EXERCISE -
Repeat each entry in full, exactly.

--- Start RECORDS TO USE ---

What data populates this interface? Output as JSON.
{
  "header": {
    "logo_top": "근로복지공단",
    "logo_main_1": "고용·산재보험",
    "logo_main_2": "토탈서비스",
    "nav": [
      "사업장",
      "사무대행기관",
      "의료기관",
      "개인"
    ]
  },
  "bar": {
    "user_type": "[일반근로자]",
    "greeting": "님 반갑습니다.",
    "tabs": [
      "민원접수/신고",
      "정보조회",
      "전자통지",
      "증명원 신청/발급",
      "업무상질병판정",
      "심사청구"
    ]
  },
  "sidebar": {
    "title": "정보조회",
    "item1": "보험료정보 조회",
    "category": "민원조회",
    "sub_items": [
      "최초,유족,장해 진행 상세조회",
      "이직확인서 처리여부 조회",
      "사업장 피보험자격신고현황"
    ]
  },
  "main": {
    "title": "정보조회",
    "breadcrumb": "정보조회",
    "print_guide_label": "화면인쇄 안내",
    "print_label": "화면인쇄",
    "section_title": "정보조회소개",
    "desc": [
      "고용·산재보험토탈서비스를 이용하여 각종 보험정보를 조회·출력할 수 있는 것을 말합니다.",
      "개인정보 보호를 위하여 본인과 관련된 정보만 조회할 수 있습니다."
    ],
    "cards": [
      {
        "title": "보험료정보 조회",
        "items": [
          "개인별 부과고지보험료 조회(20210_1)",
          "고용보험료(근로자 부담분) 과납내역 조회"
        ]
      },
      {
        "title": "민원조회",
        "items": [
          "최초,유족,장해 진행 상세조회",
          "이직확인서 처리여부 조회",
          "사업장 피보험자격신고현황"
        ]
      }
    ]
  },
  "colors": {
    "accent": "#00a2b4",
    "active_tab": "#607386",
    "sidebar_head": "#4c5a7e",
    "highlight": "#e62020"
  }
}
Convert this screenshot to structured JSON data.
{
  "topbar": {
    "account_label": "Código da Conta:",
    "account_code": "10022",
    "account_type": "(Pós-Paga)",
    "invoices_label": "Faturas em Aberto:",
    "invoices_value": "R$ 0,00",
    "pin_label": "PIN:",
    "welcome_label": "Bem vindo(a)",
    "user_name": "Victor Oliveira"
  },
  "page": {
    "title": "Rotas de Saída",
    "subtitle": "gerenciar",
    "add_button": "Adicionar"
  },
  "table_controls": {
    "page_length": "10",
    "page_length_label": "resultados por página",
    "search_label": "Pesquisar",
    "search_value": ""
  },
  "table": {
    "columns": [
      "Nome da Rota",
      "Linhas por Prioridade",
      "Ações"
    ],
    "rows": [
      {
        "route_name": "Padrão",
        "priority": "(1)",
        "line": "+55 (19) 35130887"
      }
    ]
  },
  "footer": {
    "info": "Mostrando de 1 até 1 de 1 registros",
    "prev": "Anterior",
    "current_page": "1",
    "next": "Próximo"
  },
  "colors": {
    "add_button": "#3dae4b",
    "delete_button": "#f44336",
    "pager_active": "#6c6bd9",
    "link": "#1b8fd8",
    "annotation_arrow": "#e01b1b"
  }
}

--- End RECORDS TO USE ---

SOLUTION TO THE EXERCISE -
What data populates this interface? Output as JSON.
{
  "header": {
    "logo_top": "근로복지공단",
    "logo_main_1": "고용·산재보험",
    "logo_main_2": "토탈서비스",
    "nav": [
      "사업장",
      "사무대행기관",
      "의료기관",
      "개인"
    ]
  },
  "bar": {
    "user_type": "[일반근로자]",
    "greeting": "님 반갑습니다.",
    "tabs": [
      "민원접수/신고",
      "정보조회",
      "전자통지",
      "증명원 신청/발급",
      "업무상질병판정",
      "심사청구"
    ]
  },
  "sidebar": {
    "title": "정보조회",
    "item1": "보험료정보 조회",
    "category": "민원조회",
    "sub_items": [
      "최초,유족,장해 진행 상세조회",
      "이직확인서 처리여부 조회",
      "사업장 피보험자격신고현황"
    ]
  },
  "main": {
    "title": "정보조회",
    "breadcrumb": "정보조회",
    "print_guide_label": "화면인쇄 안내",
    "print_label": "화면인쇄",
    "section_title": "정보조회소개",
    "desc": [
      "고용·산재보험토탈서비스를 이용하여 각종 보험정보를 조회·출력할 수 있는 것을 말합니다.",
      "개인정보 보호를 위하여 본인과 관련된 정보만 조회할 수 있습니다."
    ],
    "cards": [
      {
        "title": "보험료정보 조회",
        "items": [
          "개인별 부과고지보험료 조회(20210_1)",
          "고용보험료(근로자 부담분) 과납내역 조회"
        ]
      },
      {
        "title": "민원조회",
        "items": [
          "최초,유족,장해 진행 상세조회",
          "이직확인서 처리여부 조회",
          "사업장 피보험자격신고현황"
        ]
      }
    ]
  },
  "colors": {
    "accent": "#00a2b4",
    "active_tab": "#607386",
    "sidebar_head": "#4c5a7e",
    "highlight": "#e62020"
  }
}
Convert this screenshot to structured JSON data.
{
  "topbar": {
    "account_label": "Código da Conta:",
    "account_code": "10022",
    "account_type": "(Pós-Paga)",
    "invoices_label": "Faturas em Aberto:",
    "invoices_value": "R$ 0,00",
    "pin_label": "PIN:",
    "welcome_label": "Bem vindo(a)",
    "user_name": "Victor Oliveira"
  },
  "page": {
    "title": "Rotas de Saída",
    "subtitle": "gerenciar",
    "add_button": "Adicionar"
  },
  "table_controls": {
    "page_length": "10",
    "page_length_label": "resultados por página",
    "search_label": "Pesquisar",
    "search_value": ""
  },
  "table": {
    "columns": [
      "Nome da Rota",
      "Linhas por Prioridade",
      "Ações"
    ],
    "rows": [
      {
        "route_name": "Padrão",
        "priority": "(1)",
        "line": "+55 (19) 35130887"
      }
    ]
  },
  "footer": {
    "info": "Mostrando de 1 até 1 de 1 registros",
    "prev": "Anterior",
    "current_page": "1",
    "next": "Próximo"
  },
  "colors": {
    "add_button": "#3dae4b",
    "delete_button": "#f44336",
    "pager_active": "#6c6bd9",
    "link": "#1b8fd8",
    "annotation_arrow": "#e01b1b"
  }
}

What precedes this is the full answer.